══ SUPPLIED RECORDS ══
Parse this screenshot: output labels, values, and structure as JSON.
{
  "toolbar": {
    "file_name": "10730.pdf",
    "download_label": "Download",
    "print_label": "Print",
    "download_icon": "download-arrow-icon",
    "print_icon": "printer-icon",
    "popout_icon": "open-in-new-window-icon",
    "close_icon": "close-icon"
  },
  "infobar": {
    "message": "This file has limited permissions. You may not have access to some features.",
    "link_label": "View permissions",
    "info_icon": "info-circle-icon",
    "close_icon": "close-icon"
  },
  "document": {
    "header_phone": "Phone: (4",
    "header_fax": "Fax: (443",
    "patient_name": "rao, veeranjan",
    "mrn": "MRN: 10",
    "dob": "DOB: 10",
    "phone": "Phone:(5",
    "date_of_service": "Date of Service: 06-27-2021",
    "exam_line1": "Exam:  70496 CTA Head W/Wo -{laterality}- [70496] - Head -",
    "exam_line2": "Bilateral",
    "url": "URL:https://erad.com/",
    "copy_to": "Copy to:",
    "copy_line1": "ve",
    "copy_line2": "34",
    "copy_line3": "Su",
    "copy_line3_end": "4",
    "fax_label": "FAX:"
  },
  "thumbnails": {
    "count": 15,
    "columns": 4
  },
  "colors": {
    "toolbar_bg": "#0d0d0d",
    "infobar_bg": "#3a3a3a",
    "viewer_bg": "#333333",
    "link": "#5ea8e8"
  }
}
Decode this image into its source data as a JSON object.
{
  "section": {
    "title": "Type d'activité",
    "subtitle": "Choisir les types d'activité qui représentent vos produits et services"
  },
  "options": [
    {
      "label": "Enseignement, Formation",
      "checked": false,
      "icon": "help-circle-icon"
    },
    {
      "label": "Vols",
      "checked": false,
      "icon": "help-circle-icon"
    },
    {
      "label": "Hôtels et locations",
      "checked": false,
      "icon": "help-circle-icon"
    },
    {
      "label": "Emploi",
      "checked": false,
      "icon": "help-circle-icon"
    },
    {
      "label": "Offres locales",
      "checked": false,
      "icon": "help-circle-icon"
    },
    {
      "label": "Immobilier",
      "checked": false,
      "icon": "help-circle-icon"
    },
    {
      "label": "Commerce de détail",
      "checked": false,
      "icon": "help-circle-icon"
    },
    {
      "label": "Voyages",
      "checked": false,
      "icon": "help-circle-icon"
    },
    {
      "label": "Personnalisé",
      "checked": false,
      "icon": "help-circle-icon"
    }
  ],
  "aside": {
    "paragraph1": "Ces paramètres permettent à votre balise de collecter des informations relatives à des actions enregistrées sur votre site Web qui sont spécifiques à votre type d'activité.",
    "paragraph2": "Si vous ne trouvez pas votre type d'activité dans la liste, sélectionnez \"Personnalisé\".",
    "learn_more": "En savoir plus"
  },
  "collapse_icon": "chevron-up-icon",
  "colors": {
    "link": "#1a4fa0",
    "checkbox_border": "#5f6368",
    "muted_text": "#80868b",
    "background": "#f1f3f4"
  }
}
═══
Extract all the entries word for word.

TASK SOLUTION:
Parse this screenshot: output labels, values, and structure as JSON.
{
  "toolbar": {
    "file_name": "10730.pdf",
    "download_label": "Download",
    "print_label": "Print",
    "download_icon": "download-arrow-icon",
    "print_icon": "printer-icon",
    "popout_icon": "open-in-new-window-icon",
    "close_icon": "close-icon"
  },
  "infobar": {
    "message": "This file has limited permissions. You may not have access to some features.",
    "link_label": "View permissions",
    "info_icon": "info-circle-icon",
    "close_icon": "close-icon"
  },
  "document": {
    "header_phone": "Phone: (4",
    "header_fax": "Fax: (443",
    "patient_name": "rao, veeranjan",
    "mrn": "MRN: 10",
    "dob": "DOB: 10",
    "phone": "Phone:(5",
    "date_of_service": "Date of Service: 06-27-2021",
    "exam_line1": "Exam:  70496 CTA Head W/Wo -{laterality}- [70496] - Head -",
    "exam_line2": "Bilateral",
    "url": "URL:https://erad.com/",
    "copy_to": "Copy to:",
    "copy_line1": "ve",
    "copy_line2": "34",
    "copy_line3": "Su",
    "copy_line3_end": "4",
    "fax_label": "FAX:"
  },
  "thumbnails": {
    "count": 15,
    "columns": 4
  },
  "colors": {
    "toolbar_bg": "#0d0d0d",
    "infobar_bg": "#3a3a3a",
    "viewer_bg": "#333333",
    "link": "#5ea8e8"
  }
}
Decode this image into its source data as a JSON object.
{
  "section": {
    "title": "Type d'activité",
    "subtitle": "Choisir les types d'activité qui représentent vos produits et services"
  },
  "options": [
    {
      "label": "Enseignement, Formation",
      "checked": false,
      "icon": "help-circle-icon"
    },
    {
      "label": "Vols",
      "checked": false,
      "icon": "help-circle-icon"
    },
    {
      "label": "Hôtels et locations",
      "checked": false,
      "icon": "help-circle-icon"
    },
    {
      "label": "Emploi",
      "checked": false,
      "icon": "help-circle-icon"
    },
    {
      "label": "Offres locales",
      "checked": false,
      "icon": "help-circle-icon"
    },
    {
      "label": "Immobilier",
      "checked": false,
      "icon": "help-circle-icon"
    },
    {
      "label": "Commerce de détail",
      "checked": false,
      "icon": "help-circle-icon"
    },
    {
      "label": "Voyages",
      "checked": false,
      "icon": "help-circle-icon"
    },
    {
      "label": "Personnalisé",
      "checked": false,
      "icon": "help-circle-icon"
    }
  ],
  "aside": {
    "paragraph1": "Ces paramètres permettent à votre balise de collecter des informations relatives à des actions enregistrées sur votre site Web qui sont spécifiques à votre type d'activité.",
    "paragraph2": "Si vous ne trouvez pas votre type d'activité dans la liste, sélectionnez \"Personnalisé\".",
    "learn_more": "En savoir plus"
  },
  "collapse_icon": "chevron-up-icon",
  "colors": {
    "link": "#1a4fa0",
    "checkbox_border": "#5f6368",
    "muted_text": "#80868b",
    "background": "#f1f3f4"
  }
}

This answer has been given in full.